» **Written task**
From the entries below, please gather each line containing the string "package".

» **Records provided**
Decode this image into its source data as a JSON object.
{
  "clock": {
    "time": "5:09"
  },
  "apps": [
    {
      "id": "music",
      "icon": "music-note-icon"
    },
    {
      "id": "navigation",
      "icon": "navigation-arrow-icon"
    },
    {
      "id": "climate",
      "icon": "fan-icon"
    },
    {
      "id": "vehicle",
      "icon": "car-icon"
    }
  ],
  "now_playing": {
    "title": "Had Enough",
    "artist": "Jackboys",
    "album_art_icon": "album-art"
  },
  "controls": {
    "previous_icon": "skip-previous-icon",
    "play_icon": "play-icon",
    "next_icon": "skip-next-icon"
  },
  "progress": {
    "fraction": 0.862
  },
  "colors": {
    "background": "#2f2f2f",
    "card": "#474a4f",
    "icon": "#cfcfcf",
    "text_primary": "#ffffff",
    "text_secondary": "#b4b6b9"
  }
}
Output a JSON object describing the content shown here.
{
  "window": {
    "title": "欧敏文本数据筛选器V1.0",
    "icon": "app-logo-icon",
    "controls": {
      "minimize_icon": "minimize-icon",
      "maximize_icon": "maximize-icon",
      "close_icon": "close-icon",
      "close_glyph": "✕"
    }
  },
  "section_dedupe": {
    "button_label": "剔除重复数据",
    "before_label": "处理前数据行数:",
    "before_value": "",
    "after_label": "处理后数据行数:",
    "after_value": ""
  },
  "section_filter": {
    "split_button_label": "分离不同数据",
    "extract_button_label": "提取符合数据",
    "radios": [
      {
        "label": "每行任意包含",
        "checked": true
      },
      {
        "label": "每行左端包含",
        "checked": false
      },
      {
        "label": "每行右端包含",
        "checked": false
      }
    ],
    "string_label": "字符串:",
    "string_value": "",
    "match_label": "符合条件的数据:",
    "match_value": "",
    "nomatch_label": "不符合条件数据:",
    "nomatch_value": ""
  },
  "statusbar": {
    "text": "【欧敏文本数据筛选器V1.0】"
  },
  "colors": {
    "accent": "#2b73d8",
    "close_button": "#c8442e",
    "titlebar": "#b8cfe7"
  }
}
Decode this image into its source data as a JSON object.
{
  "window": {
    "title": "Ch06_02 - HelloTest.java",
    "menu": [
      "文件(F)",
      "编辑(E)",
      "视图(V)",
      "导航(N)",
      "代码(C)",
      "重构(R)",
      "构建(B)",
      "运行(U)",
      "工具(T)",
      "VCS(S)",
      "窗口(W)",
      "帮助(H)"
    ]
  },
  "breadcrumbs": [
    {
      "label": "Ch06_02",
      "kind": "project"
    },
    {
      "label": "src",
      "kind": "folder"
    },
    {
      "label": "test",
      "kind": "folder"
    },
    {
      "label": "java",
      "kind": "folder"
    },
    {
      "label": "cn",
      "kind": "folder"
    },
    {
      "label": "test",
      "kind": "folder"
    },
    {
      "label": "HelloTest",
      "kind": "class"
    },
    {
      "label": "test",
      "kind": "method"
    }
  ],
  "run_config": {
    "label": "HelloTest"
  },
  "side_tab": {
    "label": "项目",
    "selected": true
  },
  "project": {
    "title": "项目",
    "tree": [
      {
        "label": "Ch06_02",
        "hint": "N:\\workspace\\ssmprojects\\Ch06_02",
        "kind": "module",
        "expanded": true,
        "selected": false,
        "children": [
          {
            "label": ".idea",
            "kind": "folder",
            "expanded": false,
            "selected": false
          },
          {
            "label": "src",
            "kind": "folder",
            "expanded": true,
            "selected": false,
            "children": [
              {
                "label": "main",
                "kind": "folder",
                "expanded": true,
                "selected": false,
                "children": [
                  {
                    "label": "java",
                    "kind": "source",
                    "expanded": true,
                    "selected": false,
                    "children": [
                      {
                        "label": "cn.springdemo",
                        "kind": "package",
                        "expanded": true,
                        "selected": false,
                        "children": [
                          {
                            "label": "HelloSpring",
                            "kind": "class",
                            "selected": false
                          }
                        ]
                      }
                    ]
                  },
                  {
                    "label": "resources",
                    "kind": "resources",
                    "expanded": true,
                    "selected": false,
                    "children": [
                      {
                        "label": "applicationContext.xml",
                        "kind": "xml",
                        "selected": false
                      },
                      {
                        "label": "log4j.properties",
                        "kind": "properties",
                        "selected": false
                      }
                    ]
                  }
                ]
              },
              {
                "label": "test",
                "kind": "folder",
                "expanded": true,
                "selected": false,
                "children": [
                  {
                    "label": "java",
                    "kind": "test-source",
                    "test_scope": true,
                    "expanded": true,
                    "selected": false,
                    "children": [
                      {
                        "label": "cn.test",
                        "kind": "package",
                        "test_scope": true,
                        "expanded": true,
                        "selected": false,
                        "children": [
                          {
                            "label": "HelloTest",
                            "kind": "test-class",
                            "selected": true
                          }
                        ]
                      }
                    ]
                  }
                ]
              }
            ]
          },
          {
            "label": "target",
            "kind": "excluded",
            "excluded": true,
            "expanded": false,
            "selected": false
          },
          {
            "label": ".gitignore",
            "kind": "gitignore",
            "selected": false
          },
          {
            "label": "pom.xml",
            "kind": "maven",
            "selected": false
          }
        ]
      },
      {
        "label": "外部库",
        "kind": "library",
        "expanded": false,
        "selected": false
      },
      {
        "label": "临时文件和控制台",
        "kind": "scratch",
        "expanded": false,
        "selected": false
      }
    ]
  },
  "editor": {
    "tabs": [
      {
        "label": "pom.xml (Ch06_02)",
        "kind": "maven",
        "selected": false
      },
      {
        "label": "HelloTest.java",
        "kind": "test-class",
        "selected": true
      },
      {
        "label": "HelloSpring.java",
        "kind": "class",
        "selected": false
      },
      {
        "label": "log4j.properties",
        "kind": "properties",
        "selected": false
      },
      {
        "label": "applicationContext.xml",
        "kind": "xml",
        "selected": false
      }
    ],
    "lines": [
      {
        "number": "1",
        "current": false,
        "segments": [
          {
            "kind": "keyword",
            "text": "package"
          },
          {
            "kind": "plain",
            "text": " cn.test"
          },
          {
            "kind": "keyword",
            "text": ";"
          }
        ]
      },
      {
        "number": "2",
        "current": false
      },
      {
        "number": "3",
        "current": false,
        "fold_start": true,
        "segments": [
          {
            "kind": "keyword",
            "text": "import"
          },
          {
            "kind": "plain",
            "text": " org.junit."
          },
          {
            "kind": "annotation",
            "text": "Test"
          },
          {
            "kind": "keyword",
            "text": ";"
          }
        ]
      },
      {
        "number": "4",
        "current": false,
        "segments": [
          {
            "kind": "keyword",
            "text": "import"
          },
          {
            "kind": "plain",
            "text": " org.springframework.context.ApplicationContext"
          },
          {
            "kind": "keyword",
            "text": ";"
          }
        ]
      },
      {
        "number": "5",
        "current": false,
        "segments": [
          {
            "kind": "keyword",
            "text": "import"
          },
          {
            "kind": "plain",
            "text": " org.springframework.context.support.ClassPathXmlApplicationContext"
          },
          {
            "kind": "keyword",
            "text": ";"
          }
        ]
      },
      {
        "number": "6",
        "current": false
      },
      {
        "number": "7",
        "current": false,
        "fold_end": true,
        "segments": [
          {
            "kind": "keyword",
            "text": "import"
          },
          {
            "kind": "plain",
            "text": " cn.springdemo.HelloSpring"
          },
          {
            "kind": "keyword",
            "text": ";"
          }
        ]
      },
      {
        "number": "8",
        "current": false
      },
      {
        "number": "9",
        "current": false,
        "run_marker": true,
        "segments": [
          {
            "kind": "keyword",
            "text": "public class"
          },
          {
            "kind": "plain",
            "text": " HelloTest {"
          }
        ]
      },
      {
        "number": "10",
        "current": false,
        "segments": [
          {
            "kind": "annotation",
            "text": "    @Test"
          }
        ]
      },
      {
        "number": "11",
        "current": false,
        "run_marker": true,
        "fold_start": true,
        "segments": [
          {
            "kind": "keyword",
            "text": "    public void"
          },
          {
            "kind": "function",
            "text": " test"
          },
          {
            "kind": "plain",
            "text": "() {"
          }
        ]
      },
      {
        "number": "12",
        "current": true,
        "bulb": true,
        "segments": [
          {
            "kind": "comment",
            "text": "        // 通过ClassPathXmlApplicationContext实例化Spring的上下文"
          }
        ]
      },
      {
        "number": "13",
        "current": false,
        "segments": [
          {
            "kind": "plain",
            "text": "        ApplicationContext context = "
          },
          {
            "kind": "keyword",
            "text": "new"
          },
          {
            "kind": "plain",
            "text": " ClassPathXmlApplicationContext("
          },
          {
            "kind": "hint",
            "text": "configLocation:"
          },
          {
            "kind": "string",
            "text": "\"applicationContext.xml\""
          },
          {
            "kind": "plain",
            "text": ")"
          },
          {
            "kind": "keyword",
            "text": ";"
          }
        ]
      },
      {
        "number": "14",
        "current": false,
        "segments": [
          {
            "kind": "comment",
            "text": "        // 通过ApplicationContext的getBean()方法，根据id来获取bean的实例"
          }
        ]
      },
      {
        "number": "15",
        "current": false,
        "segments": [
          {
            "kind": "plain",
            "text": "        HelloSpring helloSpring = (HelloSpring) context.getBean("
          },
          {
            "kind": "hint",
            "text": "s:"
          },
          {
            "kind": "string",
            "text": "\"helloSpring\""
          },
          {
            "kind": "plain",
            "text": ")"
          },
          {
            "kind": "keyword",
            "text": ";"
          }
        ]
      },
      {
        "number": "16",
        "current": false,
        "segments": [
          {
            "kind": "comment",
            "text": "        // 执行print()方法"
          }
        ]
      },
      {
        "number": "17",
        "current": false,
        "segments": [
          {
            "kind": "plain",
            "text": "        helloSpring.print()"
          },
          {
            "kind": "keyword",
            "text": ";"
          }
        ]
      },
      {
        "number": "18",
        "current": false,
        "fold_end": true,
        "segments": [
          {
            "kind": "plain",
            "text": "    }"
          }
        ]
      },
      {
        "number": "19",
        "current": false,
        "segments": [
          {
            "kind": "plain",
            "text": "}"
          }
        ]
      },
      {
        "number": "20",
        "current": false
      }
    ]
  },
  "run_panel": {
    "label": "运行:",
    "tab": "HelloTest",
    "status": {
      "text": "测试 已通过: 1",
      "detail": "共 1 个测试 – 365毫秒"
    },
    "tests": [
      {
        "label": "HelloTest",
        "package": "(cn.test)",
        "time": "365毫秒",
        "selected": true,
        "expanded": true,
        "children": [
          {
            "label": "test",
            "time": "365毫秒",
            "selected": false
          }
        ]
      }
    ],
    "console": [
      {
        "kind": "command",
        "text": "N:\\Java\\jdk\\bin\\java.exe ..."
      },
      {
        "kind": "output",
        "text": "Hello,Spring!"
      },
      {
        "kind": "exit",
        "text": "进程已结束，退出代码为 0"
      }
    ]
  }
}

» **Response to this exercise**
                        "kind": "package",
                        "kind": "package",
            "text": "package"
        "package": "(cn.test)",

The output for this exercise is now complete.